■ AIM ■
Drop all images and give the records again exactly.

· · ·

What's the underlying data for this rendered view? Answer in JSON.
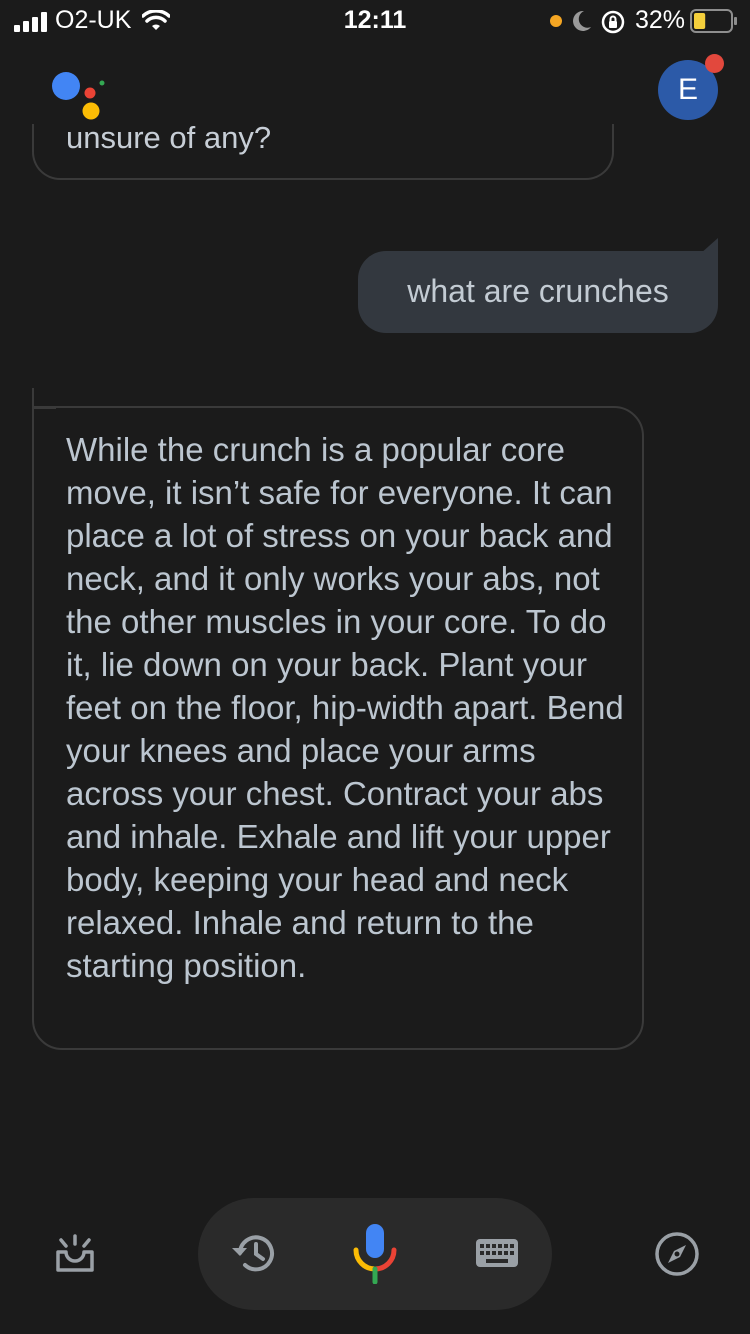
{
  "status_bar": {
    "carrier": "O2-UK",
    "time": "12:11",
    "battery_percent": "32%",
    "battery_level": 0.32
  },
  "header": {
    "avatar_initial": "E"
  },
  "conversation": {
    "previous_bubble_text": "unsure of any?",
    "user_message": "what are crunches",
    "assistant_reply": "While the crunch is a popular core move, it isn’t safe for everyone. It can place a lot of stress on your back and neck, and it only works your abs, not the other muscles in your core. To do it, lie down on your back. Plant your feet on the floor, hip-width apart. Bend your knees and place your arms across your chest. Contract your abs and inhale. Exhale and lift your upper body, keeping your head and neck relaxed. Inhale and return to the starting position."
  },
  "bottom_bar": {
    "icons": [
      "updates-icon",
      "history-icon",
      "mic-icon",
      "keyboard-icon",
      "explore-icon"
    ]
  },
  "colors": {
    "background": "#1b1b1b",
    "user_bubble": "#33383f",
    "text": "#bcc6d0",
    "google_blue": "#4285f4",
    "google_red": "#ea4335",
    "google_yellow": "#fbbc05",
    "google_green": "#34a853"
  }
}
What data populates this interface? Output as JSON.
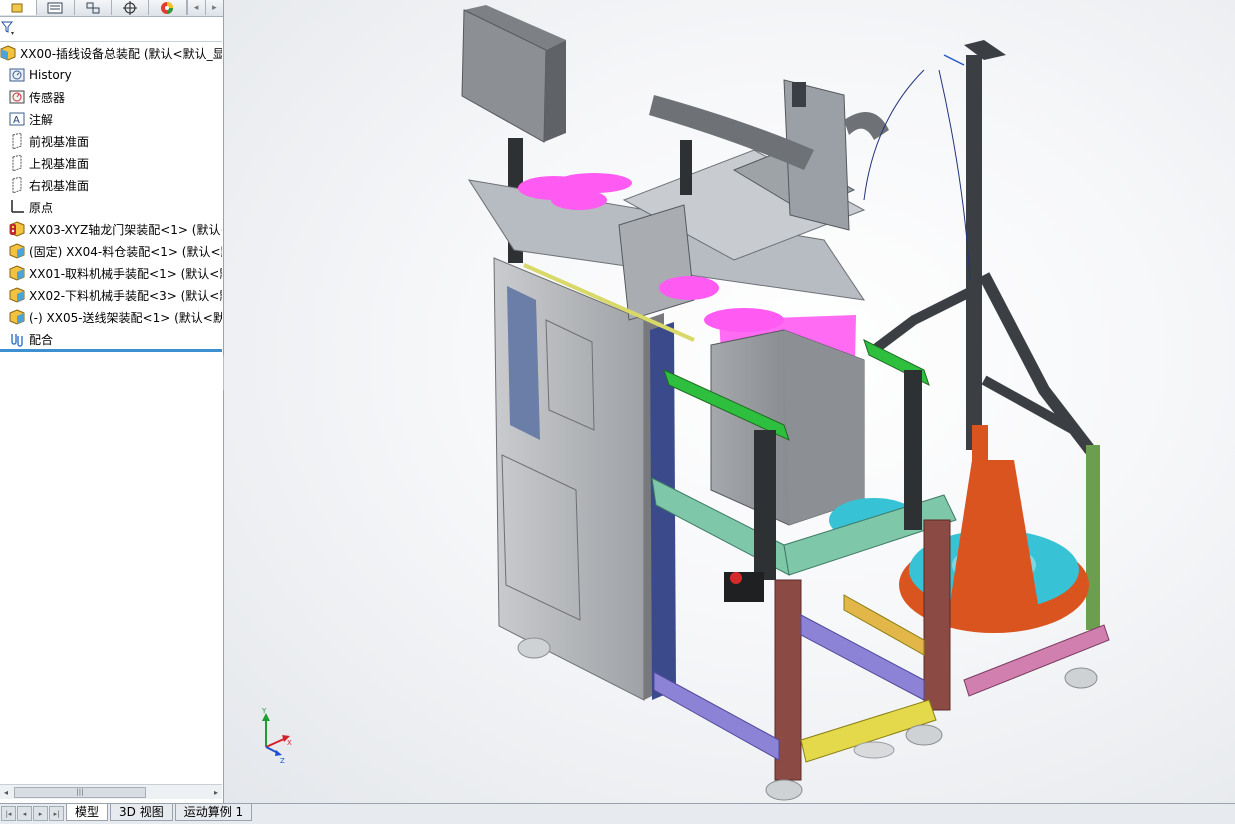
{
  "panel": {
    "tabs": [
      "feature-manager",
      "property-manager",
      "configuration-manager",
      "dim-xpert",
      "display-manager"
    ],
    "tree": [
      {
        "label": "XX00-插线设备总装配  (默认<默认_显示",
        "icon": "assembly-icon",
        "indent": 0
      },
      {
        "label": "History",
        "icon": "history-icon",
        "indent": 1
      },
      {
        "label": "传感器",
        "icon": "sensor-icon",
        "indent": 1
      },
      {
        "label": "注解",
        "icon": "annotation-icon",
        "indent": 1
      },
      {
        "label": "前视基准面",
        "icon": "plane-icon",
        "indent": 1
      },
      {
        "label": "上视基准面",
        "icon": "plane-icon",
        "indent": 1
      },
      {
        "label": "右视基准面",
        "icon": "plane-icon",
        "indent": 1
      },
      {
        "label": "原点",
        "icon": "origin-icon",
        "indent": 1
      },
      {
        "label": "XX03-XYZ轴龙门架装配<1> (默认<",
        "icon": "subassembly-warning-icon",
        "indent": 1
      },
      {
        "label": "(固定) XX04-料仓装配<1> (默认<默",
        "icon": "subassembly-icon",
        "indent": 1
      },
      {
        "label": "XX01-取料机械手装配<1> (默认<默",
        "icon": "subassembly-icon",
        "indent": 1
      },
      {
        "label": "XX02-下料机械手装配<3> (默认<默",
        "icon": "subassembly-icon",
        "indent": 1
      },
      {
        "label": "(-) XX05-送线架装配<1> (默认<默",
        "icon": "subassembly-icon",
        "indent": 1
      },
      {
        "label": "配合",
        "icon": "mates-icon",
        "indent": 1
      }
    ]
  },
  "bottom_tabs": [
    "模型",
    "3D 视图",
    "运动算例 1"
  ],
  "triad": {
    "x": "X",
    "y": "Y",
    "z": "Z"
  },
  "colors": {
    "frame_dark": "#3b3f44",
    "frame_green": "#2fbf3f",
    "frame_teal": "#7fc7a9",
    "frame_purple": "#8c83d6",
    "frame_red": "#8c4a45",
    "frame_yellow": "#e3d94a",
    "frame_pink": "#d17fae",
    "magenta": "#ff5bf2",
    "cone_orange": "#d9541e",
    "torus_cyan": "#37c2d6",
    "cabinet_gray": "#b8babd",
    "selection_blue": "#3c8fd1"
  }
}
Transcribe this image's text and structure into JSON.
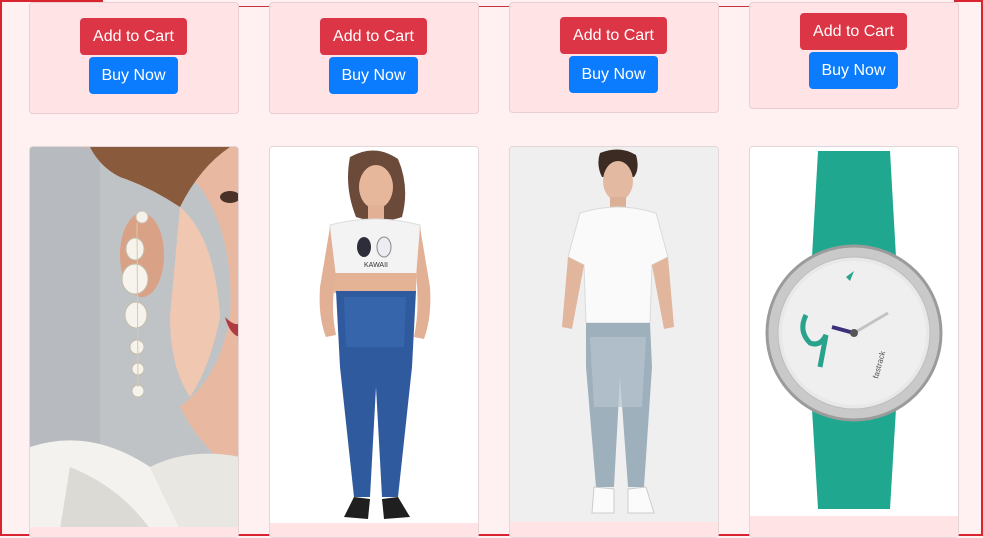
{
  "colors": {
    "page_bg": "#fff0f1",
    "card_bg": "#ffe3e5",
    "add_to_cart": "#dc3545",
    "buy_now": "#0a7cfd",
    "outer_border": "#d9232e"
  },
  "top_row": [
    {
      "add_to_cart": "Add to Cart",
      "buy_now": "Buy Now"
    },
    {
      "add_to_cart": "Add to Cart",
      "buy_now": "Buy Now"
    },
    {
      "add_to_cart": "Add to Cart",
      "buy_now": "Buy Now"
    },
    {
      "add_to_cart": "Add to Cart",
      "buy_now": "Buy Now"
    }
  ],
  "products": [
    {
      "image": "pearl-drop-earrings-photo"
    },
    {
      "image": "crop-top-and-jeans-photo",
      "print_text": "KAWAII"
    },
    {
      "image": "white-tee-and-jeans-photo"
    },
    {
      "image": "green-strap-wristwatch-photo",
      "brand_text": "fastrack"
    }
  ]
}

· · ·

■ CORRECT ANSWER ■
What's the underlying data for this rendered view? Answer in JSON.
{
  "status_bar": {
    "carrier": "O2-UK",
    "time": "12:11",
    "battery_percent": "32%",
    "battery_level": 0.32
  },
  "header": {
    "avatar_initial": "E"
  },
  "conversation": {
    "previous_bubble_text": "unsure of any?",
    "user_message": "what are crunches",
    "assistant_reply": "While the crunch is a popular core move, it isn’t safe for everyone. It can place a lot of stress on your back and neck, and it only works your abs, not the other muscles in your core. To do it, lie down on your back. Plant your feet on the floor, hip-width apart. Bend your knees and place your arms across your chest. Contract your abs and inhale. Exhale and lift your upper body, keeping your head and neck relaxed. Inhale and return to the starting position."
  },
  "bottom_bar": {
    "icons": [
      "updates-icon",
      "history-icon",
      "mic-icon",
      "keyboard-icon",
      "explore-icon"
    ]
  },
  "colors": {
    "background": "#1b1b1b",
    "user_bubble": "#33383f",
    "text": "#bcc6d0",
    "google_blue": "#4285f4",
    "google_red": "#ea4335",
    "google_yellow": "#fbbc05",
    "google_green": "#34a853"
  }
}
What data populates this interface? Output as JSON.
{
  "panel": {
    "tabs": [
      "feature-manager",
      "property-manager",
      "configuration-manager",
      "dim-xpert",
      "display-manager"
    ],
    "tree": [
      {
        "label": "XX00-插线设备总装配  (默认<默认_显示",
        "icon": "assembly-icon",
        "indent": 0
      },
      {
        "label": "History",
        "icon": "history-icon",
        "indent": 1
      },
      {
        "label": "传感器",
        "icon": "sensor-icon",
        "indent": 1
      },
      {
        "label": "注解",
        "icon": "annotation-icon",
        "indent": 1
      },
      {
        "label": "前视基准面",
        "icon": "plane-icon",
        "indent": 1
      },
      {
        "label": "上视基准面",
        "icon": "plane-icon",
        "indent": 1
      },
      {
        "label": "右视基准面",
        "icon": "plane-icon",
        "indent": 1
      },
      {
        "label": "原点",
        "icon": "origin-icon",
        "indent": 1
      },
      {
        "label": "XX03-XYZ轴龙门架装配<1> (默认<",
        "icon": "subassembly-warning-icon",
        "indent": 1
      },
      {
        "label": "(固定) XX04-料仓装配<1> (默认<默",
        "icon": "subassembly-icon",
        "indent": 1
      },
      {
        "label": "XX01-取料机械手装配<1> (默认<默",
        "icon": "subassembly-icon",
        "indent": 1
      },
      {
        "label": "XX02-下料机械手装配<3> (默认<默",
        "icon": "subassembly-icon",
        "indent": 1
      },
      {
        "label": "(-) XX05-送线架装配<1> (默认<默",
        "icon": "subassembly-icon",
        "indent": 1
      },
      {
        "label": "配合",
        "icon": "mates-icon",
        "indent": 1
      }
    ]
  },
  "bottom_tabs": [
    "模型",
    "3D 视图",
    "运动算例 1"
  ],
  "triad": {
    "x": "X",
    "y": "Y",
    "z": "Z"
  },
  "colors": {
    "frame_dark": "#3b3f44",
    "frame_green": "#2fbf3f",
    "frame_teal": "#7fc7a9",
    "frame_purple": "#8c83d6",
    "frame_red": "#8c4a45",
    "frame_yellow": "#e3d94a",
    "frame_pink": "#d17fae",
    "magenta": "#ff5bf2",
    "cone_orange": "#d9541e",
    "torus_cyan": "#37c2d6",
    "cabinet_gray": "#b8babd",
    "selection_blue": "#3c8fd1"
  }
}
Transcribe this image's text and structure into JSON.
{
  "colors": {
    "page_bg": "#fff0f1",
    "card_bg": "#ffe3e5",
    "add_to_cart": "#dc3545",
    "buy_now": "#0a7cfd",
    "outer_border": "#d9232e"
  },
  "top_row": [
    {
      "add_to_cart": "Add to Cart",
      "buy_now": "Buy Now"
    },
    {
      "add_to_cart": "Add to Cart",
      "buy_now": "Buy Now"
    },
    {
      "add_to_cart": "Add to Cart",
      "buy_now": "Buy Now"
    },
    {
      "add_to_cart": "Add to Cart",
      "buy_now": "Buy Now"
    }
  ],
  "products": [
    {
      "image": "pearl-drop-earrings-photo"
    },
    {
      "image": "crop-top-and-jeans-photo",
      "print_text": "KAWAII"
    },
    {
      "image": "white-tee-and-jeans-photo"
    },
    {
      "image": "green-strap-wristwatch-photo",
      "brand_text": "fastrack"
    }
  ]
}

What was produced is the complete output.